▶ _EXERCISE REQUIREMENTS_: Copy the lines below word for word, leaving out the picture.

▶ _DATA_:
○ ○ ○ ○ ○ ○ ○
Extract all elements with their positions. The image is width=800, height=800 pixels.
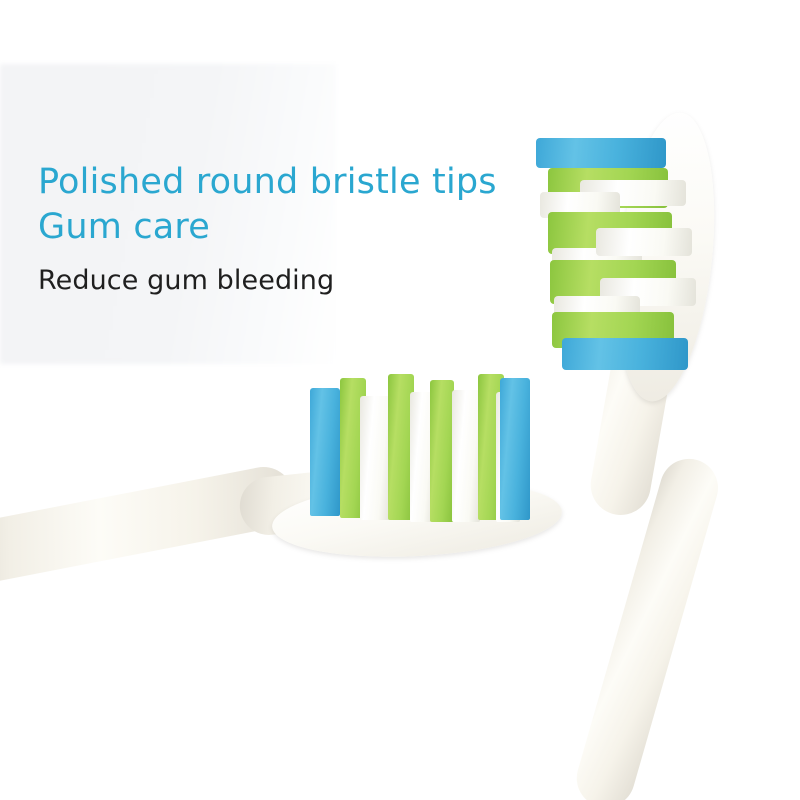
bristle-tuft-white [452, 390, 480, 522]
bristle-tuft-blue [562, 338, 688, 370]
bristle-tuft-green [430, 380, 454, 522]
bristle-tuft-white [360, 396, 390, 520]
headline-line-1: Polished round bristle tips [38, 160, 558, 205]
toothbrush-upper-bristles [500, 100, 800, 800]
headline-line-2: Gum care [38, 205, 558, 250]
bristle-tuft-blue [310, 388, 340, 516]
toothbrush-upper [500, 100, 800, 800]
product-image: Polished round bristle tips Gum care Red… [0, 0, 800, 800]
bristle-tuft-blue [536, 138, 666, 168]
marketing-copy: Polished round bristle tips Gum care Red… [38, 160, 558, 298]
bristle-tuft-white [596, 228, 692, 256]
bristle-tuft-blue [500, 378, 530, 520]
subhead-text: Reduce gum bleeding [38, 264, 558, 298]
○ ○ ○ ○ ○ ○ ○
▶ _RESPONSE BELOW_:
Extract all elements with their positions. The image is width=800, height=800 pixels.
bristle-tuft-white [452, 390, 480, 522]
bristle-tuft-blue [562, 338, 688, 370]
bristle-tuft-green [430, 380, 454, 522]
bristle-tuft-white [360, 396, 390, 520]
headline-line-1: Polished round bristle tips [38, 160, 558, 205]
toothbrush-upper-bristles [500, 100, 800, 800]
headline-line-2: Gum care [38, 205, 558, 250]
bristle-tuft-blue [310, 388, 340, 516]
toothbrush-upper [500, 100, 800, 800]
product-image: Polished round bristle tips Gum care Red… [0, 0, 800, 800]
bristle-tuft-blue [536, 138, 666, 168]
marketing-copy: Polished round bristle tips Gum care Red… [38, 160, 558, 298]
bristle-tuft-white [596, 228, 692, 256]
bristle-tuft-blue [500, 378, 530, 520]
subhead-text: Reduce gum bleeding [38, 264, 558, 298]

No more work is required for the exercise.